Text under study section start
Question

I am building an app with a view controller that represents a form for creating and editing a Task object. It has the following behaviour:

  1. On initialization of the controller, a Task object (NSManagedObject subclass) is initialized in the MOC
  2. NSNotificationCenter observers are set up for each input in the view.
  3. When an input's value is changed, the corresponding property of the Task object is updated via the observers' assigned method. (eg. - (void)taskNameChanged;)
  4. When the user taps Save, the Task object is committed to the data store. If the user taps cancel, the Task object is discarded from the MOC.

I have a feeling that there is a better way to do this. What is the most common pattern for this type of transaction?

Was it helpful?

Solution

It's uncommon to use notifications in cases like this. The question you need to ask is: Do you need to update it all the time? Most of the times you won't. I usually just the values when the Save button is tapped.

In case you would have to check the values earlier, you still don't want to use notifications. I usually go for hooking up a IBAction to one of the events in Interface Builder. Another option is using the delegate, in that case your UIViewController instance would implement the UITextFieldDelegate protocol.

OTHER TIPS

Unfortunately, iOS lacks Cocoa Bindings, so you end up having to implement a light version yourself.
Text under study section end
Listed records section start
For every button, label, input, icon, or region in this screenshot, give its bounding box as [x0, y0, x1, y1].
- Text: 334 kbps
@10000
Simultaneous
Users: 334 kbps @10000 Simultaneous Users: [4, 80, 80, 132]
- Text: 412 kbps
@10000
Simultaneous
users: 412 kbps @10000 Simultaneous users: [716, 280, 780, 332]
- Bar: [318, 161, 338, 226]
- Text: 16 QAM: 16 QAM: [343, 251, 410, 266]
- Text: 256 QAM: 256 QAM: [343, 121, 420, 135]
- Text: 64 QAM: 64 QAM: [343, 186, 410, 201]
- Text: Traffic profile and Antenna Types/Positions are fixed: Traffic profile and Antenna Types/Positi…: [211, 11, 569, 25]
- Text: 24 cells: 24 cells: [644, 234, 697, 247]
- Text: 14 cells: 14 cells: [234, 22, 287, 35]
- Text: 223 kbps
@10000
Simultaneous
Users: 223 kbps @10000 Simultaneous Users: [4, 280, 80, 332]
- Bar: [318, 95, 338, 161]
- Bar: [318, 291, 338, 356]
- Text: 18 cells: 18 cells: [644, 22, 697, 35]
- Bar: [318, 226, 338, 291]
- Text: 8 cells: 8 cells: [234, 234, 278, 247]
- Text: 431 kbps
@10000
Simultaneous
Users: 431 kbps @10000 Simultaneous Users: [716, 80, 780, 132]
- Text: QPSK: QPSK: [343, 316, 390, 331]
Listed records section end
• [Tasks to carry out]:
- a) In the text on the Task form controller, rewrite the paragraph beginning "In case you would have to check the values earlier" as a short bulleted list that keeps its main points.
- b) Continue the text on the Task form controller after its final sentence.

• [Answers]:
- a)
- Avoid notifications even if the values must be checked before saving.
- Usual approach: connect an IBAction to one of the events in Interface Builder.
- Alternative: use the delegate, with the UIViewController instance implementing the UITextFieldDelegate protocol.

- b)
I did this for our app, and it ended up working well. I used KVO instead of notifications, for two-way binding. I created a dictionary mapping between the object properties and UI elements, and using KVC set up the binding when the view is loaded. In my implementation, I added an option to hint which value should take precedence (this is less valuable for data<->UI, but I wanted something more generic). Eventually, I added support for block-based data transformation between binded objects, so that UI could present text, while the data backing object could hold different types of data.

Please note that UIKit is not KVO compliant. I created KVO-compliant versions of UITextField and UITextView, by listening to notifications and sending the appropriate KVO messages.

While, I cannot post code of this, I hope this gives you ideas regarding your further adventures.